Copy out the whole listing exactly as written, leaving the pictures behind.

• • • • •

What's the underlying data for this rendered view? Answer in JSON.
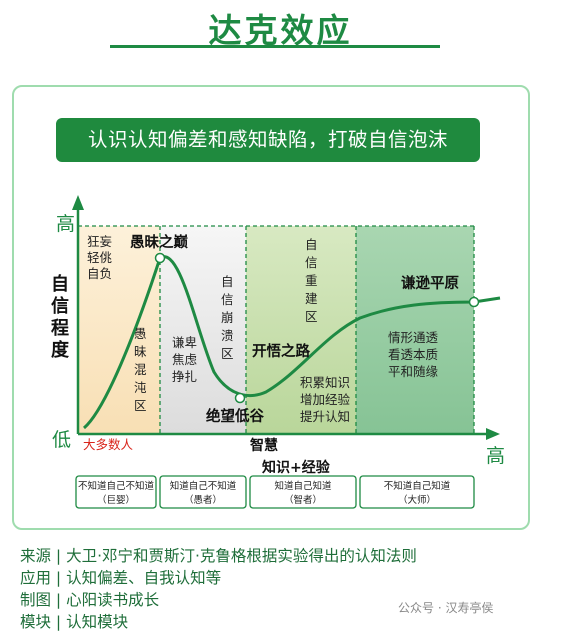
{
  "title": "达克效应",
  "banner": "认识认知偏差和感知缺陷，打破自信泡沫",
  "axes": {
    "y_high": "高",
    "y_low": "低",
    "y_title": [
      "自",
      "信",
      "程",
      "度"
    ],
    "x_high": "高",
    "x_title_1": "智慧",
    "x_title_2": "知识+经验",
    "majority": "大多数人"
  },
  "zones": [
    {
      "label": [
        "狂妄",
        "轻佻",
        "自负"
      ],
      "color": "#fbe9c9"
    },
    {
      "label": [
        "愚",
        "昧",
        "混",
        "沌",
        "区"
      ],
      "color": "#fbe9c9"
    },
    {
      "label": [
        "谦卑",
        "焦虑",
        "挣扎"
      ],
      "color": "#e6e6e6"
    },
    {
      "label": [
        "自",
        "信",
        "崩",
        "溃",
        "区"
      ],
      "color": "#e6e6e6"
    },
    {
      "label": [
        "自",
        "信",
        "重",
        "建",
        "区"
      ],
      "color": "#cfe3b6"
    },
    {
      "label": [
        "积累知识",
        "增加经验",
        "提升认知"
      ],
      "color": "#cfe3b6"
    },
    {
      "label": [
        "情形通透",
        "看透本质",
        "平和随缘"
      ],
      "color": "#9fd0a8"
    }
  ],
  "points": {
    "peak": "愚昧之巅",
    "valley": "绝望低谷",
    "slope": "开悟之路",
    "plateau": "谦逊平原"
  },
  "stages": [
    {
      "top": "不知道自己不知道",
      "bottom": "（巨婴）"
    },
    {
      "top": "知道自己不知道",
      "bottom": "（愚者）"
    },
    {
      "top": "知道自己知道",
      "bottom": "（智者）"
    },
    {
      "top": "不知道自己知道",
      "bottom": "（大师）"
    }
  ],
  "footer": [
    "来源 | 大卫·邓宁和贾斯汀·克鲁格根据实验得出的认知法则",
    "应用 | 认知偏差、自我认知等",
    "制图 | 心阳读书成长",
    "模块 | 认知模块"
  ],
  "watermark": "公众号 · 汉寿亭侯",
  "colors": {
    "green": "#1e8a43",
    "dark_green": "#1f8a3e",
    "red": "#d9261c"
  }
}
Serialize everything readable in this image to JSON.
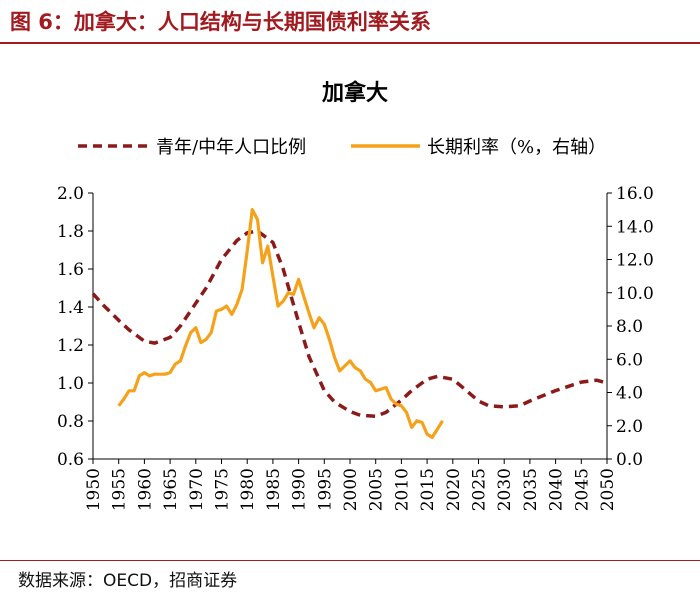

• • • • •

Full answer:
What's the underlying data for this rendered view? Answer in JSON.
{
  "title": "达克效应",
  "banner": "认识认知偏差和感知缺陷，打破自信泡沫",
  "axes": {
    "y_high": "高",
    "y_low": "低",
    "y_title": [
      "自",
      "信",
      "程",
      "度"
    ],
    "x_high": "高",
    "x_title_1": "智慧",
    "x_title_2": "知识+经验",
    "majority": "大多数人"
  },
  "zones": [
    {
      "label": [
        "狂妄",
        "轻佻",
        "自负"
      ],
      "color": "#fbe9c9"
    },
    {
      "label": [
        "愚",
        "昧",
        "混",
        "沌",
        "区"
      ],
      "color": "#fbe9c9"
    },
    {
      "label": [
        "谦卑",
        "焦虑",
        "挣扎"
      ],
      "color": "#e6e6e6"
    },
    {
      "label": [
        "自",
        "信",
        "崩",
        "溃",
        "区"
      ],
      "color": "#e6e6e6"
    },
    {
      "label": [
        "自",
        "信",
        "重",
        "建",
        "区"
      ],
      "color": "#cfe3b6"
    },
    {
      "label": [
        "积累知识",
        "增加经验",
        "提升认知"
      ],
      "color": "#cfe3b6"
    },
    {
      "label": [
        "情形通透",
        "看透本质",
        "平和随缘"
      ],
      "color": "#9fd0a8"
    }
  ],
  "points": {
    "peak": "愚昧之巅",
    "valley": "绝望低谷",
    "slope": "开悟之路",
    "plateau": "谦逊平原"
  },
  "stages": [
    {
      "top": "不知道自己不知道",
      "bottom": "（巨婴）"
    },
    {
      "top": "知道自己不知道",
      "bottom": "（愚者）"
    },
    {
      "top": "知道自己知道",
      "bottom": "（智者）"
    },
    {
      "top": "不知道自己知道",
      "bottom": "（大师）"
    }
  ],
  "footer": [
    "来源 | 大卫·邓宁和贾斯汀·克鲁格根据实验得出的认知法则",
    "应用 | 认知偏差、自我认知等",
    "制图 | 心阳读书成长",
    "模块 | 认知模块"
  ],
  "watermark": "公众号 · 汉寿亭侯",
  "colors": {
    "green": "#1e8a43",
    "dark_green": "#1f8a3e",
    "red": "#d9261c"
  }
}
Serialize everything readable in this image to JSON.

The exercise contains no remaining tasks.